> Your task:
The records should be repeated word for word, pictures excluded.

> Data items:
____
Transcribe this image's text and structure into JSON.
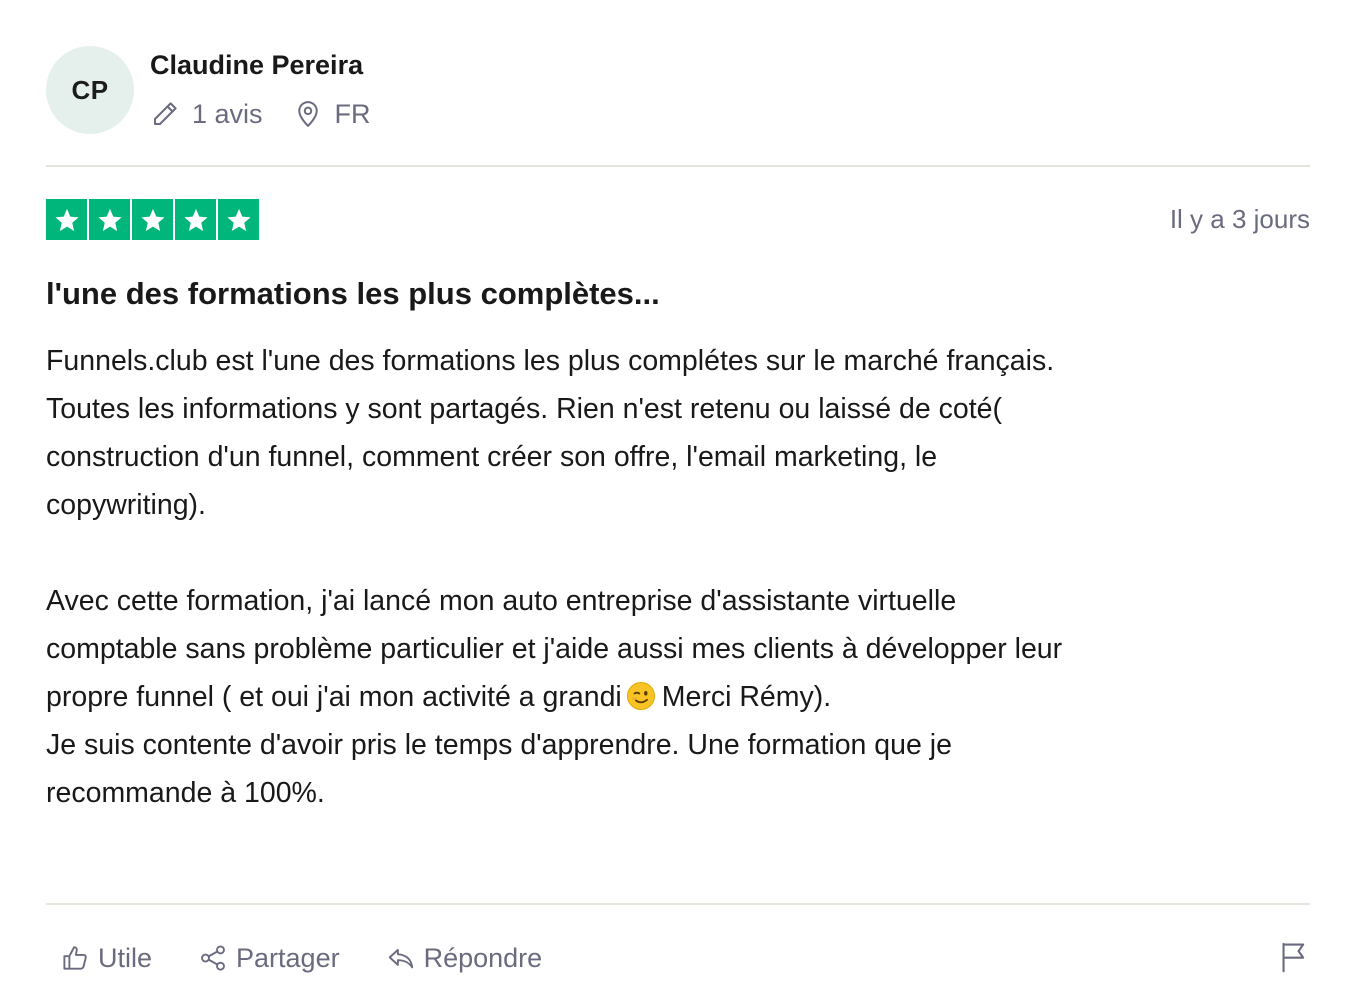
{
  "reviewer": {
    "initials": "CP",
    "name": "Claudine Pereira",
    "review_count": "1 avis",
    "country": "FR",
    "avatar_color": "#e5f0ec"
  },
  "review": {
    "rating": 5,
    "rating_max": 5,
    "star_color": "#00b67a",
    "date": "Il y a 3 jours",
    "title": "l'une des formations les plus complètes...",
    "body": {
      "line1": "Funnels.club est l'une des formations les plus complétes sur le marché français.",
      "line2": "Toutes les informations y sont partagés. Rien n'est retenu ou laissé de coté(",
      "line3": "construction d'un funnel, comment créer son offre, l'email marketing, le",
      "line4": "copywriting).",
      "line5": "Avec cette formation, j'ai lancé mon auto entreprise d'assistante virtuelle",
      "line6": "comptable sans problème particulier et j'aide aussi mes clients à développer leur",
      "line7_before_emoji": "propre funnel ( et oui j'ai mon activité a grandi",
      "line7_after_emoji": "Merci Rémy).",
      "line8": "Je suis contente d'avoir pris le temps d'apprendre. Une formation que je",
      "line9": "recommande à 100%."
    },
    "emoji": "winking-face-emoji"
  },
  "actions": {
    "useful_label": "Utile",
    "share_label": "Partager",
    "reply_label": "Répondre"
  },
  "icons": {
    "pencil": "pencil-icon",
    "location": "location-pin-icon",
    "thumbs_up": "thumbs-up-icon",
    "share": "share-icon",
    "reply": "reply-icon",
    "flag": "flag-icon"
  }
}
____
> Output of the task:
Transcribe this image's text and structure into JSON.
{
  "reviewer": {
    "initials": "CP",
    "name": "Claudine Pereira",
    "review_count": "1 avis",
    "country": "FR",
    "avatar_color": "#e5f0ec"
  },
  "review": {
    "rating": 5,
    "rating_max": 5,
    "star_color": "#00b67a",
    "date": "Il y a 3 jours",
    "title": "l'une des formations les plus complètes...",
    "body": {
      "line1": "Funnels.club est l'une des formations les plus complétes sur le marché français.",
      "line2": "Toutes les informations y sont partagés. Rien n'est retenu ou laissé de coté(",
      "line3": "construction d'un funnel, comment créer son offre, l'email marketing, le",
      "line4": "copywriting).",
      "line5": "Avec cette formation, j'ai lancé mon auto entreprise d'assistante virtuelle",
      "line6": "comptable sans problème particulier et j'aide aussi mes clients à développer leur",
      "line7_before_emoji": "propre funnel ( et oui j'ai mon activité a grandi",
      "line7_after_emoji": "Merci Rémy).",
      "line8": "Je suis contente d'avoir pris le temps d'apprendre. Une formation que je",
      "line9": "recommande à 100%."
    },
    "emoji": "winking-face-emoji"
  },
  "actions": {
    "useful_label": "Utile",
    "share_label": "Partager",
    "reply_label": "Répondre"
  },
  "icons": {
    "pencil": "pencil-icon",
    "location": "location-pin-icon",
    "thumbs_up": "thumbs-up-icon",
    "share": "share-icon",
    "reply": "reply-icon",
    "flag": "flag-icon"
  }
}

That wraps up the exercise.